Randomisation and blinding

Eligible participants were block-randomised (1:1) in groups of six to receive: 1) BES, or 2) No Stimulation (NS), on the day of surgery after initiation of general anesthesia. If bilateral oncologic neck dissection including Level IIb was planned, the neck with the most extensive nodal burden was selected for randomisation. This was determined on the basis of preoperative imaging and physical exam findings prior to randomisation. Allocation concealment was by selection from shuffled sealed opaque envelopes. Patients were enrolled by the primary author (BB) according to eligibility criteria, randomisation was performed by the clinical nurse specialist (SR), and intraoperative interventions were performed by BB who was not involved in any of the outcome assessments. SR had no further involvement in the trial. Study participants and response assessors were masked to treatment allocation, and no external cutaneous markings were evident to indicate allocated treatment.

Procedures

Specific parameters of the BES procedure are detailed in Box 1. All patients received therapeutic Level IIb neck dissection. If palpable lymphadenopathy was noted intraoperatively, a frozen pathologic section was submitted for examination. If the lymph node was found to be positive for malignancy, Level V neck dissection was performed. Medtronic NIM® 3.0 ™ 18 mm electrodes, placed intramuscularly on the motor point of the trapezius muscle, were used to monitor electromyographic changes in the muscle before and after neck dissection to determine if a significant injury resulted from the neck dissection. A significant injury was defined as a > 10% decrease in maximum CMAP amplitude (mV) from baseline readings performed upon first identification of the SAN intraoperatively.

Participants randomized to the NS group received no stimulation, and standard skin closure techniques were applied. For participants in the BES group, once neck dissection was complete (Fig. 1a), a 2.0 mm NIM® 3.0 automated periodic stimulation (APS) electrode cuff (Medtronic ENT, Canada) was encircled around the SAN at the proximal aspect of SAN dissection (Fig. 1b). The APS electrode was then connected to a Grass SD9 Stimulator (Grass Technologies, Quincy, MA), and the SAN was stimulated continuously at 20 Hz utilizing 0.1 msec pulses at intensities of 3–5 V for 60 min (Fig. 1c). Voltage was titrated to palpable tetanic trapezius contraction to ensure adequate stimulation. The NIM 3.0 monitoring system allowed for continued ancillary assurance of adequate stimulation. After 60 min of continuous stimulation, the APS electrode was removed and disposed of, and standard skin closure techniques were applied. During this time, other portions of the surgery were conducted. In order to ensure adequate stimulation during this time, the NIM 3.0 monitoring system was monitored, and an alert was provided if stimulation was ceased for any reason.

Fig. 1
figure 1

a-c BES procedure. (to be submitted as a composite figure)

◆ Listed entries ◆
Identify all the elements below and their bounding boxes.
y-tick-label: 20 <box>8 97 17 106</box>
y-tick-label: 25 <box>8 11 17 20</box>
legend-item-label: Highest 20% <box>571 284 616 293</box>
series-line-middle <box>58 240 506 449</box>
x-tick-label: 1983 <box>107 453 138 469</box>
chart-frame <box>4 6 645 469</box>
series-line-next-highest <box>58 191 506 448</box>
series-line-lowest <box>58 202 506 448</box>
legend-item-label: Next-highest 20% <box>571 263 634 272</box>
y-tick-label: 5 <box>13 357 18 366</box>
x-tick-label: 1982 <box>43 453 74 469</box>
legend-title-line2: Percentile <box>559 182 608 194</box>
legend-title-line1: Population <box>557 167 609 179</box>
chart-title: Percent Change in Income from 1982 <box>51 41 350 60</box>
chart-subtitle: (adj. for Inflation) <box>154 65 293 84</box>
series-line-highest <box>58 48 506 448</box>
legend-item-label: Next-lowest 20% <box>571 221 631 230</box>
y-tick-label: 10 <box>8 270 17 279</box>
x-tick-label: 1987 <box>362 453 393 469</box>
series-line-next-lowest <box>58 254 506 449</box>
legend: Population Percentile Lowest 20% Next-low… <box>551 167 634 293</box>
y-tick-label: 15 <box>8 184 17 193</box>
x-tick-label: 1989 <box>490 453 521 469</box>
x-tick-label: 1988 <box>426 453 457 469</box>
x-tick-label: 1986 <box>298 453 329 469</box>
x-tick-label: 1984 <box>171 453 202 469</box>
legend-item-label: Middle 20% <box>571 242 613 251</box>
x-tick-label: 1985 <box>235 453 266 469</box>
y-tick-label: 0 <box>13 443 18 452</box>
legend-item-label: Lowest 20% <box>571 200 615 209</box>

◆ Task prompt ◆
Reproduce the stretch of the trial methods text from "Specific parameters of" through "the SAN intraoperatively.".

◆ Solution to this problem ◆
Specific parameters of the BES procedure are detailed in Box 1. All patients received therapeutic Level IIb neck dissection. If palpable lymphadenopathy was noted intraoperatively, a frozen pathologic section was submitted for examination. If the lymph node was found to be positive for malignancy, Level V neck dissection was performed. Medtronic NIM® 3.0 ™ 18 mm electrodes, placed intramuscularly on the motor point of the trapezius muscle, were used to monitor electromyographic changes in the muscle before and after neck dissection to determine if a significant injury resulted from the neck dissection. A significant injury was defined as a > 10% decrease in maximum CMAP amplitude (mV) from baseline readings performed upon first identification of the SAN intraoperatively.